#### REQUEST
Write out the complete material exactly as it stands.

:: RECORDS FOR THIS TASK ::

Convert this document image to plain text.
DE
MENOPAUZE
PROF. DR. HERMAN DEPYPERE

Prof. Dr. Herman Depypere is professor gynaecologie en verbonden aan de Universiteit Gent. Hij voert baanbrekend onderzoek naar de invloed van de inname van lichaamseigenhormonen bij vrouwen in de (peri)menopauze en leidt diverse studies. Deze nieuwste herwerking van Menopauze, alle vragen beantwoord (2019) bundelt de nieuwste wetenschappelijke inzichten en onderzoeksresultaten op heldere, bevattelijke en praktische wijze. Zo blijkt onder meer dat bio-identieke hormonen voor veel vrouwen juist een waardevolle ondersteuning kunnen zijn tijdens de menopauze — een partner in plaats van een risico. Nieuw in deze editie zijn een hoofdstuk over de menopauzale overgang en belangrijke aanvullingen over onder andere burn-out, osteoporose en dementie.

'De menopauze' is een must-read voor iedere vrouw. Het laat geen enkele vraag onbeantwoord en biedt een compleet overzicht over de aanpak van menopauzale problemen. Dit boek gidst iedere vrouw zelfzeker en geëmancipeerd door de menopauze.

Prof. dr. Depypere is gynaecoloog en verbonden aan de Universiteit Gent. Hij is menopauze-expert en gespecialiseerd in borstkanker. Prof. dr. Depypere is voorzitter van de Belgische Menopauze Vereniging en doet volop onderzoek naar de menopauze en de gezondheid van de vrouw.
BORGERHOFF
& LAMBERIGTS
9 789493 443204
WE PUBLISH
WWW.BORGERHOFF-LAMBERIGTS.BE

:::

#### FINISHED EXERCISE
Convert this document image to plain text.
DE
MENOPAUZE
PROF. DR. HERMAN DEPYPERE

Prof. Dr. Herman Depypere is professor gynaecologie en verbonden aan de Universiteit Gent. Hij voert baanbrekend onderzoek naar de invloed van de inname van lichaamseigenhormonen bij vrouwen in de (peri)menopauze en leidt diverse studies. Deze nieuwste herwerking van Menopauze, alle vragen beantwoord (2019) bundelt de nieuwste wetenschappelijke inzichten en onderzoeksresultaten op heldere, bevattelijke en praktische wijze. Zo blijkt onder meer dat bio-identieke hormonen voor veel vrouwen juist een waardevolle ondersteuning kunnen zijn tijdens de menopauze — een partner in plaats van een risico. Nieuw in deze editie zijn een hoofdstuk over de menopauzale overgang en belangrijke aanvullingen over onder andere burn-out, osteoporose en dementie.

'De menopauze' is een must-read voor iedere vrouw. Het laat geen enkele vraag onbeantwoord en biedt een compleet overzicht over de aanpak van menopauzale problemen. Dit boek gidst iedere vrouw zelfzeker en geëmancipeerd door de menopauze.

Prof. dr. Depypere is gynaecoloog en verbonden aan de Universiteit Gent. Hij is menopauze-expert en gespecialiseerd in borstkanker. Prof. dr. Depypere is voorzitter van de Belgische Menopauze Vereniging en doet volop onderzoek naar de menopauze en de gezondheid van de vrouw.
BORGERHOFF
& LAMBERIGTS
9 789493 443204
WE PUBLISH
WWW.BORGERHOFF-LAMBERIGTS.BE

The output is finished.